Stored entries

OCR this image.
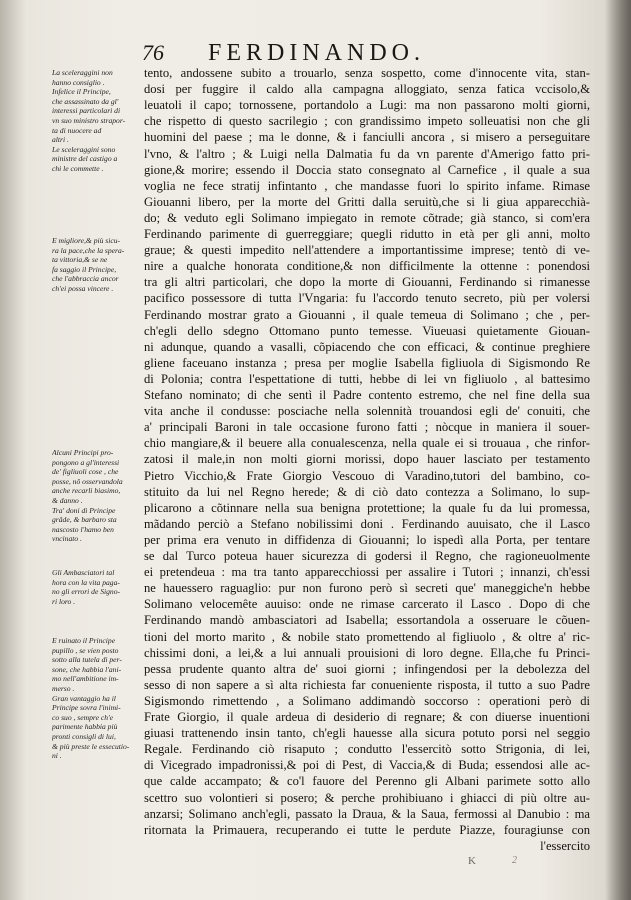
76 FERDINANDO.
La sceleraggini non
hanno consiglio .
Infelice il Principe,
che assassinato da gl'
interessi particolari di
vn suo ministro strapor-
ta di nuocere ad
altri .
Le sceleraggini sono
ministre del castigo a
chi le commette .
E migliore,& più sicu-
ra la pace,che la spera-
ta vittoria,& se ne
fa saggio il Principe,
che l'abbraccia ancor
ch'ei possa vincere .
Alcuni Principi pro-
pongono a gl'interessi
de' figliuoli cose , che
posse, nô osservandola
anche recarli biasimo,
& danno .
Tra' doni di Principe
grâde, & barbaro sta
nascosto l'hamo ben
vncinato .
Gli Ambasciatori tal
hora con la vita paga-
no gli errori de Signo-
ri loro .
E ruinato il Principe
pupillo , se vien posto
sotto alla tutela di per-
sone, che habbia l'ani-
mo nell'ambitione im-
merso .
Gran vantaggio ha il
Principe sovra l'inimi-
co suo , sempre ch'e
parimente habbia più
pronti consigli di lui,
& più preste le essecutio-
ni .
tento, andossene subito a trouarlo, senza sospetto, come d'innocente vita, stan-
dosi per fuggire il caldo alla campagna alloggiato, senza fatica vccisolo,&
leuatoli il capo; tornossene, portandolo a Lugi: ma non passarono molti giorni,
che rispetto di questo sacrilegio ; con grandissimo impeto solleuatisi non che gli
huomini del paese ; ma le donne, & i fanciulli ancora , si misero a perseguitare
l'vno, & l'altro ; & Luigi nella Dalmatia fu da vn parente d'Amerigo fatto pri-
gione,& morire; essendo il Doccia stato consegnato al Carnefice , il quale a sua
voglia ne fece stratij infintanto , che mandasse fuori lo spirito infame. Rimase
Giouanni libero, per la morte del Gritti dalla seruitù,che si li giua apparecchià-
do; & veduto egli Solimano impiegato in remote cõtrade; già stanco, si com'era
Ferdinando parimente di guerreggiare; quegli ridutto in età per gli anni, molto
graue; & questi impedito nell'attendere a importantissime imprese; tentò di ve-
nire a qualche honorata conditione,& non difficilmente la ottenne : ponendosi
tra gli altri particolari, che dopo la morte di Giouanni, Ferdinando si rimanesse
pacifico possessore di tutta l'Vngaria: fu l'accordo tenuto secreto, più per volersi
Ferdinando mostrar grato a Giouanni , il quale temeua di Solimano ; che , per-
ch'egli dello sdegno Ottomano punto temesse. Viueuasi quietamente Giouan-
ni adunque, quando a vasalli, cõpiacendo che con efficaci, & continue preghiere
gliene faceuano instanza ; presa per moglie Isabella figliuola di Sigismondo Re
di Polonia; contra l'espettatione di tutti, hebbe di lei vn figliuolo , al battesimo
Stefano nominato; di che sentì il Padre contento estremo, che nel fine della sua
vita anche il condusse: posciache nella solennità trouandosi egli de' conuiti, che
a' principali Baroni in tale occasione furono fatti ; nòcque in maniera il souer-
chio mangiare,& il beuere alla conualescenza, nella quale ei si trouaua , che rinfor-
zatosi il male,in non molti giorni morissi, dopo hauer lasciato per testamento
Pietro Vicchio,& Frate Giorgio Vescouo di Varadino,tutori del bambino, co-
stituito da lui nel Regno herede; & di ciò dato contezza a Solimano, lo sup-
plicarono a cõtinnare nella sua benigna protettione; la quale fu da lui promessa,
mãdando perciò a Stefano nobilissimi doni . Ferdinando auuisato, che il Lasco
per prima era venuto in diffidenza di Giouanni; lo ispedì alla Porta, per tentare
se dal Turco poteua hauer sicurezza di godersi il Regno, che ragioneuolmente
ei pretendeua : ma tra tanto apparecchiossi per assalire i Tutori ; innanzi, ch'essi
ne hauessero raguaglio: pur non furono però sì secreti que' maneggiche'n hebbe
Solimano velocemête auuiso: onde ne rimase carcerato il Lasco . Dopo di che
Ferdinando mandò ambasciatori ad Isabella; essortandola a osseruare le cõuen-
tioni del morto marito , & nobile stato promettendo al figliuolo , & oltre a' ric-
chissimi doni, a lei,& a lui annuali prouisioni di loro degne. Ella,che fu Princi-
pessa prudente quanto altra de' suoi giorni ; infingendosi per la debolezza del
sesso di non sapere a sì alta richiesta far conueniente risposta, il tutto a suo Padre
Sigismondo rimettendo , a Solimano addimandò soccorso : operationi però di
Frate Giorgio, il quale ardeua di desiderio di regnare; & con diuerse inuentioni
giuasi trattenendo insin tanto, ch'egli hauesse alla sicura potuto porsi nel seggio
Regale. Ferdinando ciò risaputo ; condutto l'essercitò sotto Strigonia, di lei,
di Vicegrado impadronissi,& poi di Pest, di Vaccia,& di Buda; essendosi alle ac-
que calde accampato; & co'l fauore del Perenno gli Albani parimete sotto allo
scettro suo volontieri si posero; & perche prohibiuano i ghiacci di più oltre au-
anzarsi; Solimano anch'egli, passato la Draua, & la Saua, fermossi al Danubio : ma
ritornata la Primauera, recuperando ei tutte le perdute Piazze, fouragiunse con
l'essercito
K	2
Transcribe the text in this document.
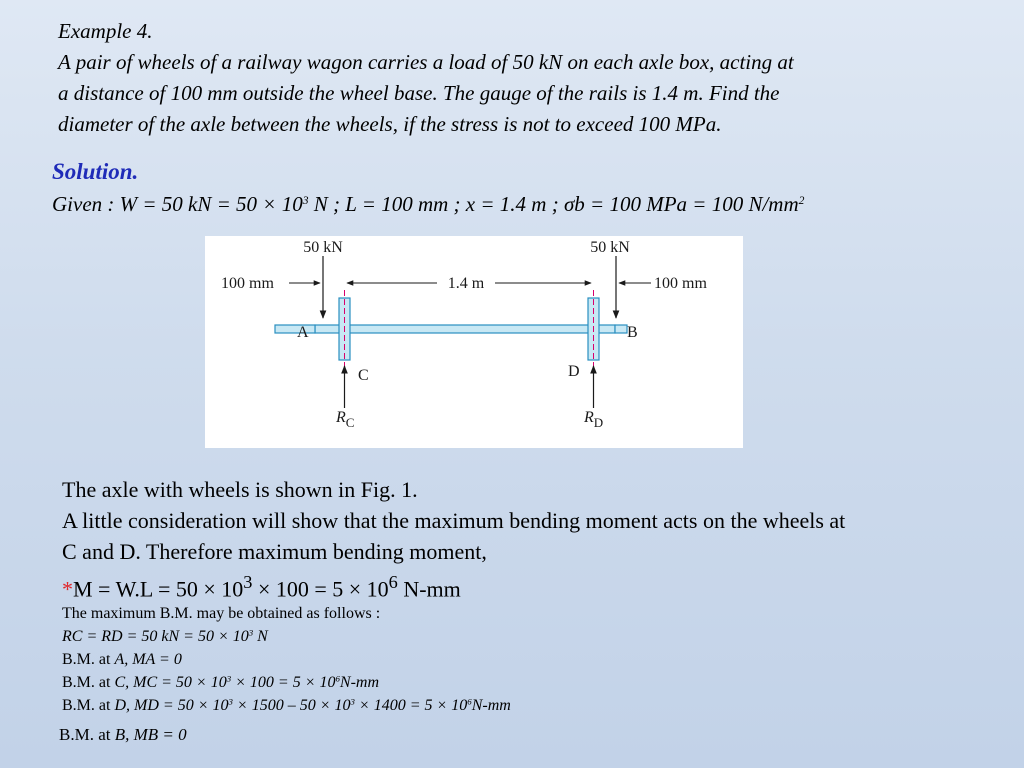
Example 4.
A pair of wheels of a railway wagon carries a load of 50 kN on each axle box, acting at
a distance of 100 mm outside the wheel base. The gauge of the rails is 1.4 m. Find the
diameter of the axle between the wheels, if the stress is not to exceed 100 MPa.
Solution.
Given : W = 50 kN = $50 \times 10^3$ N ; L = 100 mm ; x = 1.4 m ; σb = 100 MPa = 100 $N/mm^2$
50 kN	50 kN
100 mm	1.4 m	100 mm
A	B
C	D
$R_C$	$R_D$
The axle with wheels is shown in Fig. 1.
A little consideration will show that the maximum bending moment acts on the wheels at
C and D. Therefore maximum bending moment,
$*M = W.L = 50 \times 10^3 \times 100 = 5 \times 10^6$ N-mm
The maximum B.M. may be obtained as follows :
RC = RD = 50 kN = $50 \times 10^3$ N
B.M. at A, MA = 0
B.M. at C, MC = $50 \times 10^3 \times 100 = 5 \times 10^6N-mm$
B.M. at D, MD = $50 \times 10^3 \times 1500 - 50 \times 10^3 \times 1400 = 5 \times 10^6N-mm$
B.M. at B, MB = 0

PROBLEM DETAILS - Find how many lines include the string "interessi" and report that number alone.

TASK ANSWER - 2